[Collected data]
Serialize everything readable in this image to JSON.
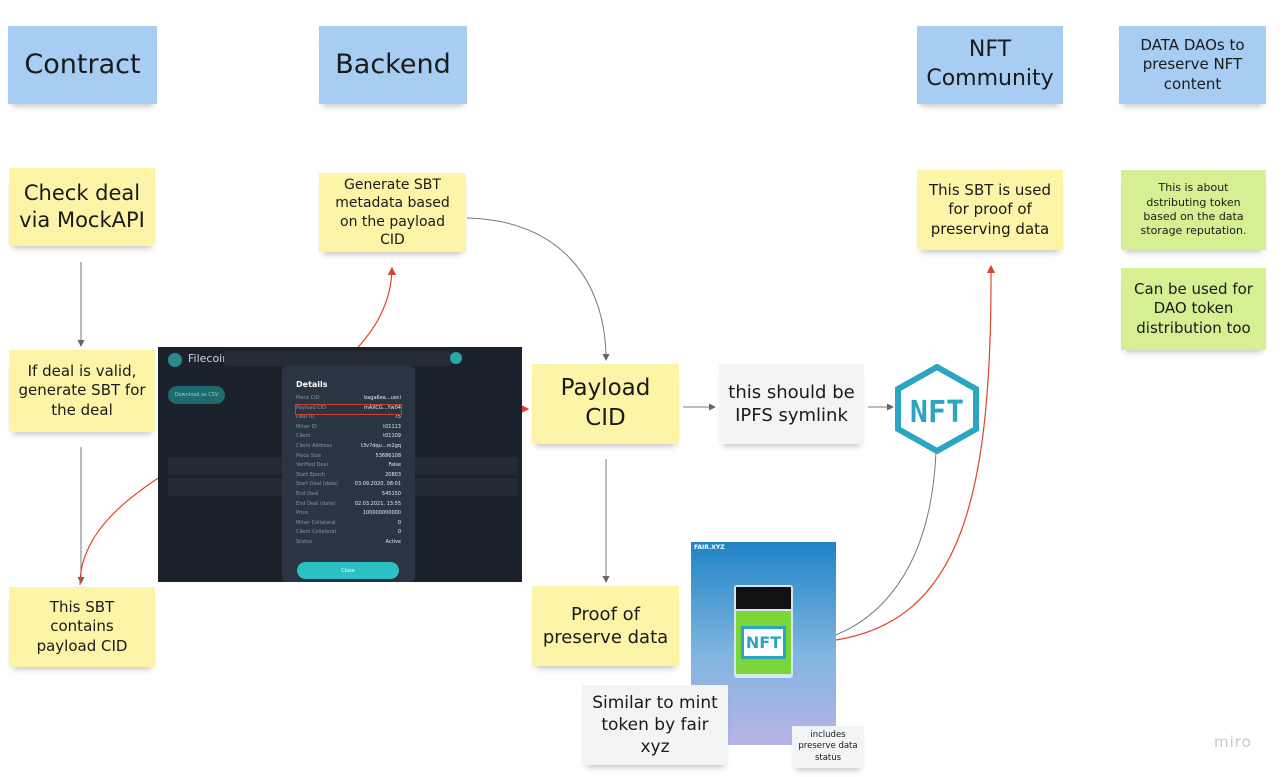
{
  "columns": {
    "contract": "Contract",
    "backend": "Backend",
    "nft_community": "NFT\nCommunity",
    "data_daos": "DATA DAOs to preserve NFT content"
  },
  "notes": {
    "check_deal": "Check deal via MockAPI",
    "deal_valid": "If deal is valid, generate SBT for the deal",
    "sbt_contains": "This SBT contains payload CID",
    "generate_sbt": "Generate SBT metadata based on the payload CID",
    "payload_cid": "Payload CID",
    "ipfs_symlink": "this should be IPFS symlink",
    "proof_preserve": "Proof of preserve data",
    "similar_mint": "Similar to mint token by fair xyz",
    "includes_status": "includes preserve data status",
    "sbt_used": "This SBT is used for proof of preserving data",
    "distributing": "This is about dstributing token based on the data storage reputation.",
    "dao_token": "Can be used for DAO token distribution too"
  },
  "filecoin_screenshot": {
    "brand": "Filecoin",
    "download": "Download as CSV",
    "details_title": "Details",
    "rows": [
      [
        "Piece CID",
        "baga6ea...uoci"
      ],
      [
        "Payload CID",
        "mAXCG...Yw04"
      ],
      [
        "Deal ID",
        "75"
      ],
      [
        "Miner ID",
        "t01113"
      ],
      [
        "Client",
        "t01109"
      ],
      [
        "Client Address",
        "t3v7dqu...m2gq"
      ],
      [
        "Piece Size",
        "53686108"
      ],
      [
        "Verified Deal",
        "False"
      ],
      [
        "Start Epoch",
        "20803"
      ],
      [
        "Start Deal (date)",
        "03.09.2020, 08:01"
      ],
      [
        "End Deal",
        "545150"
      ],
      [
        "End Deal (date)",
        "02.03.2021, 13:55"
      ],
      [
        "Price",
        "100000000000"
      ],
      [
        "Miner Collateral",
        "0"
      ],
      [
        "Client Collateral",
        "0"
      ],
      [
        "Status",
        "Active"
      ]
    ],
    "close": "Close"
  },
  "fair_image": {
    "title": "FAIR.XYZ",
    "nft_label": "NFT"
  },
  "nft_logo": "NFT",
  "brand": "miro",
  "colors": {
    "blue": "#a8cdf3",
    "yellow": "#fdf4a7",
    "green": "#d4f093",
    "red_link": "#e0432c",
    "gray_link": "#777777",
    "nft_teal": "#2aa6c0"
  }
}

--- WHAT YOU SHOULD DO ---
Find the lines that include the string "used", then copy each of them.

--- FULL RESPONSE ---
    "sbt_used": "This SBT is used for proof of preserving data",
    "dao_token": "Can be used for DAO token distribution too"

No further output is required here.